◆ **Material to process**
## Start

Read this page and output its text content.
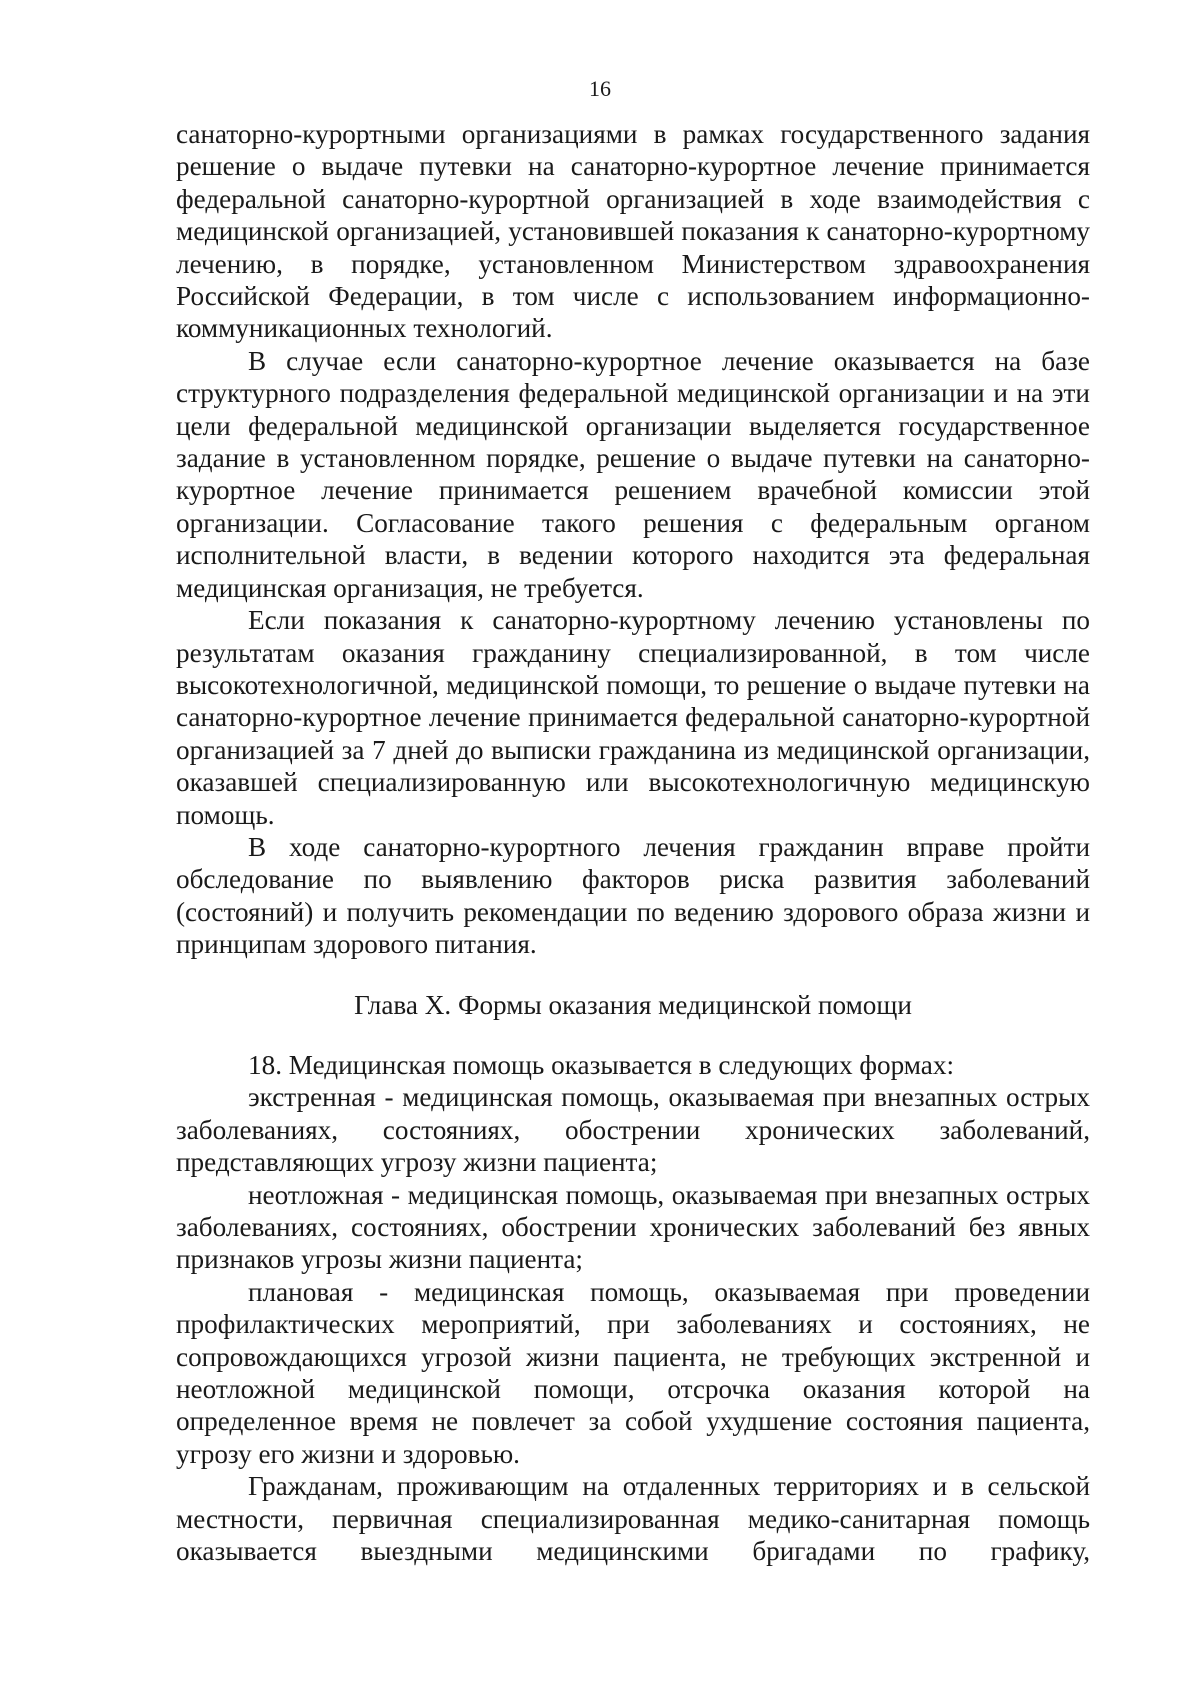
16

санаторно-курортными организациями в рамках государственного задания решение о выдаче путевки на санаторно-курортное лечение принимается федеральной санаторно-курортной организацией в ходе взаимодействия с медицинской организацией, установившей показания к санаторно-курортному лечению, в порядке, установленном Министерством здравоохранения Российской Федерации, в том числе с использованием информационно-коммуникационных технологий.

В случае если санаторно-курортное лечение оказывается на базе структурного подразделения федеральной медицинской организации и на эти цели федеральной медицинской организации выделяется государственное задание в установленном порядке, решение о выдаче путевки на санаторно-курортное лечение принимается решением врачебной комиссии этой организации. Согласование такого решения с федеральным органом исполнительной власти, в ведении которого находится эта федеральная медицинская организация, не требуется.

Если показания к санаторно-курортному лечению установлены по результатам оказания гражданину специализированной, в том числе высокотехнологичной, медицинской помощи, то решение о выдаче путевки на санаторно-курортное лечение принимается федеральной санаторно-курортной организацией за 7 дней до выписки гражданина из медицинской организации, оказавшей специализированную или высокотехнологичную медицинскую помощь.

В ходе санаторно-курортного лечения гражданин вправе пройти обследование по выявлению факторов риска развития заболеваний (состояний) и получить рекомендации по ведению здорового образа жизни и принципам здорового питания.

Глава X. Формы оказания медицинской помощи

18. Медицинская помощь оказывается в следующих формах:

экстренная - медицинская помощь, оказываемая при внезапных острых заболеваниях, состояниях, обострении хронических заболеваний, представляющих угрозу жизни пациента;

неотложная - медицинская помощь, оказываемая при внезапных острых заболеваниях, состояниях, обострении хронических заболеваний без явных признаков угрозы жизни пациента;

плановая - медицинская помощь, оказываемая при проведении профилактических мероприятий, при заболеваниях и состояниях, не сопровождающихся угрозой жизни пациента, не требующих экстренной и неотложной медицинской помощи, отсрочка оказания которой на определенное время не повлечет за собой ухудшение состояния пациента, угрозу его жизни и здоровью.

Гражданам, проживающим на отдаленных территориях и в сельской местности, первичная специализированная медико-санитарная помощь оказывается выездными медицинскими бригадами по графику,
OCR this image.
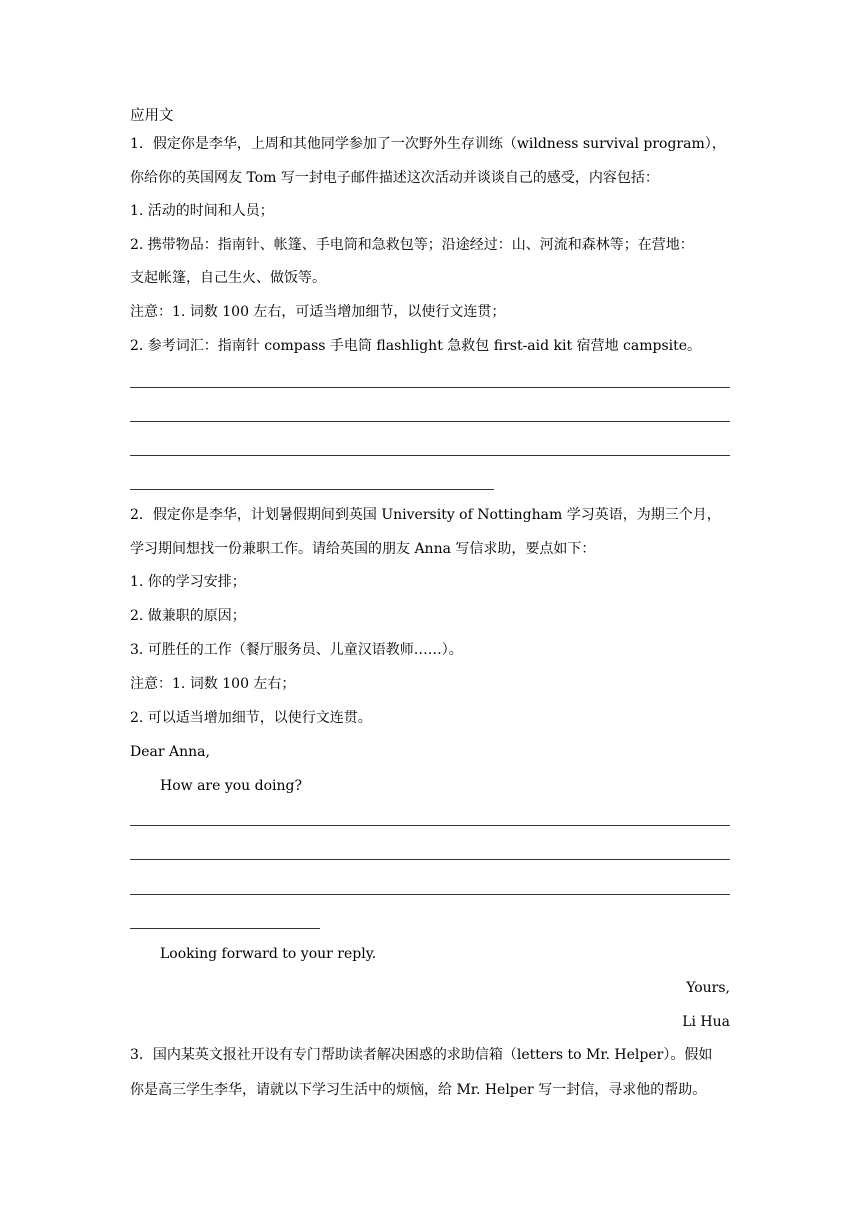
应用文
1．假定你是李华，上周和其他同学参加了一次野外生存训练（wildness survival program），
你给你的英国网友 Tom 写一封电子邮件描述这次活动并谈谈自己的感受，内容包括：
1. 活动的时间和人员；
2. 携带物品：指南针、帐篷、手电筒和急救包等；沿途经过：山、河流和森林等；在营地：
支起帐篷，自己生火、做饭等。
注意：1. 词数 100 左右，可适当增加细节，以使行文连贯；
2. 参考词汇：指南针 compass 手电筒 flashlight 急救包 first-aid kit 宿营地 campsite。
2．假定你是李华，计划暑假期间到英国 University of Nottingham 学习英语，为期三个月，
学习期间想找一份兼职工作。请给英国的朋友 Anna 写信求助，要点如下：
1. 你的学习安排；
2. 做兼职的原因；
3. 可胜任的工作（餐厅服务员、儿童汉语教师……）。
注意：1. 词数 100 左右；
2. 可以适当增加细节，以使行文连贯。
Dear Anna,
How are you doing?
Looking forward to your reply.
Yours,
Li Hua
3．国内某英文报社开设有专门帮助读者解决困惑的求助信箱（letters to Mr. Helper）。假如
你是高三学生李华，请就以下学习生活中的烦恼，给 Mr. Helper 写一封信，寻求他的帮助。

## End
## Start

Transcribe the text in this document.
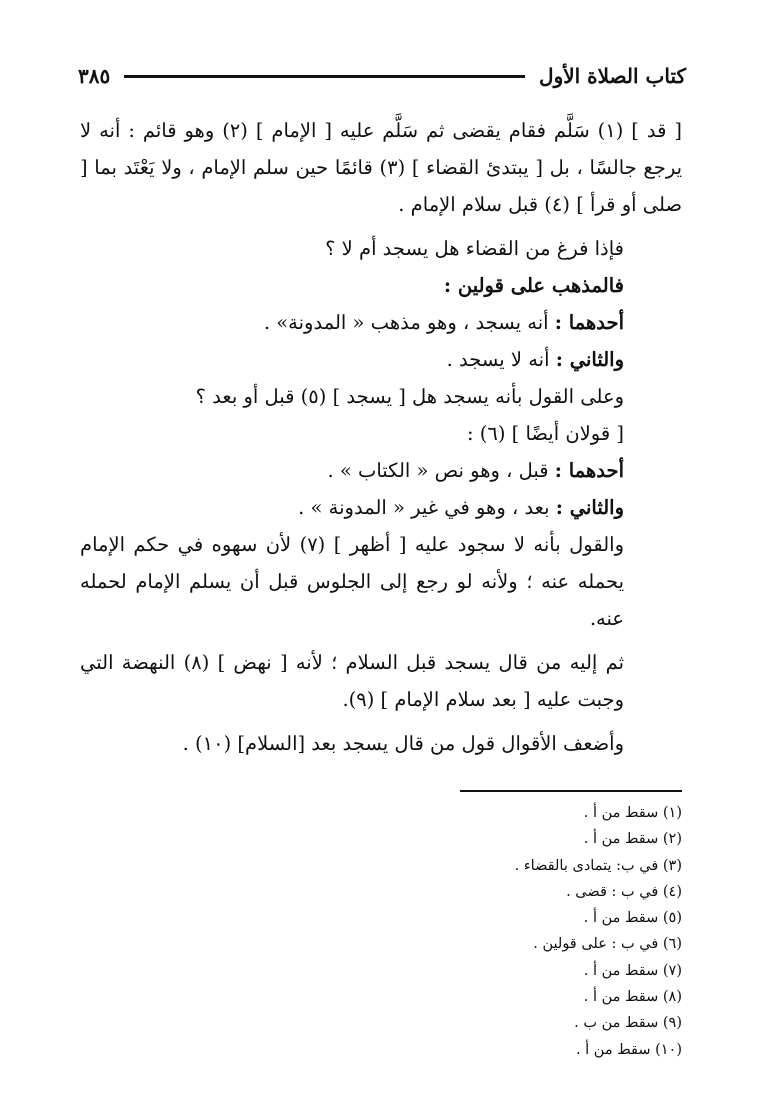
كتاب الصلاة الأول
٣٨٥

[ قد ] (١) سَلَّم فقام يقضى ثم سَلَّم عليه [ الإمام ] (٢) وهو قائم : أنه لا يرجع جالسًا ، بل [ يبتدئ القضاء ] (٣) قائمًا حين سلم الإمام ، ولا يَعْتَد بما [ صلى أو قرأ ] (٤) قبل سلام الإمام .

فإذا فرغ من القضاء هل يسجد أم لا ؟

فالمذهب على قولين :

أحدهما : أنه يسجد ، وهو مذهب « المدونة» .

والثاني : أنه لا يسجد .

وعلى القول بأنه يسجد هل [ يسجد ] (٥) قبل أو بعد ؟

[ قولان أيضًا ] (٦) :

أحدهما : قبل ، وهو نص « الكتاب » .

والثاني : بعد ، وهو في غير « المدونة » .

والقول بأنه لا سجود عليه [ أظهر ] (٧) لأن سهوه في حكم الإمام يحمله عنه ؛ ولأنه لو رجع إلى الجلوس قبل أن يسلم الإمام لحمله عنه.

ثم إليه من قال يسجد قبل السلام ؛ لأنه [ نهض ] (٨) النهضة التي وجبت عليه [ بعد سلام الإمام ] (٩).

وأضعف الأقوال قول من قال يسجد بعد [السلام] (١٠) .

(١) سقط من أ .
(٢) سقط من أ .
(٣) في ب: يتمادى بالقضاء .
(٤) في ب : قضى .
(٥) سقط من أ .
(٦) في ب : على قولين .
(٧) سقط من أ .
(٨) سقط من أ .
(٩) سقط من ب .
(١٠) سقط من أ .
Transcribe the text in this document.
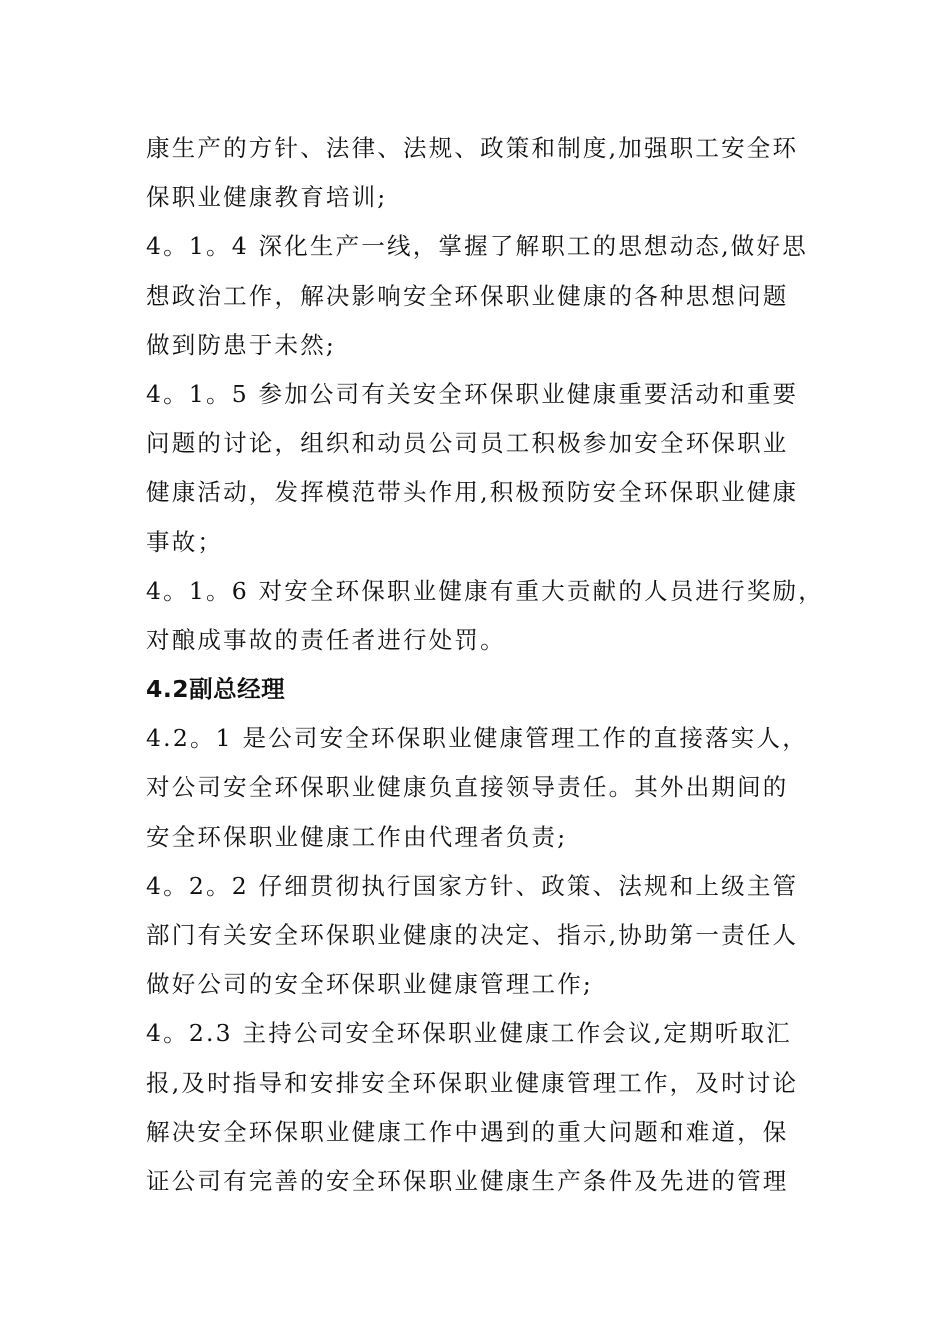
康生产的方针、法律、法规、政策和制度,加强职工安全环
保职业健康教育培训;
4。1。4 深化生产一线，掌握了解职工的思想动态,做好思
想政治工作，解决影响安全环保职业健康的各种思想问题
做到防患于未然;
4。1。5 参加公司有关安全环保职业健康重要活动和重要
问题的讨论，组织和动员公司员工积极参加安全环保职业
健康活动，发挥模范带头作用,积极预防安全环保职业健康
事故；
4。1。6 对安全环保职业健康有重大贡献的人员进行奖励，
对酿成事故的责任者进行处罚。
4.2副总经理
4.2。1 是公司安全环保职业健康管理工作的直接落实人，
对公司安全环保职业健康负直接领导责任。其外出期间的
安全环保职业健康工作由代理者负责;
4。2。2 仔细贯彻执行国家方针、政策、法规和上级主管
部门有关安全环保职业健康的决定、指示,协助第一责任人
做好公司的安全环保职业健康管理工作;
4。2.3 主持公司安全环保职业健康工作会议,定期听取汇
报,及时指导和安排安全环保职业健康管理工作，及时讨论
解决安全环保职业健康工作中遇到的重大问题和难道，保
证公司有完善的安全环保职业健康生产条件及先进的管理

## End

◆ **Work to do**
Identify all lines in the records above with the word "хронических".

◆ **Correct answer**
экстренная - медицинская помощь, оказываемая при внезапных острых заболеваниях, состояниях, обострении хронических заболеваний, представляющих угрозу жизни пациента;
неотложная - медицинская помощь, оказываемая при внезапных острых заболеваниях, состояниях, обострении хронических заболеваний без явных признаков угрозы жизни пациента;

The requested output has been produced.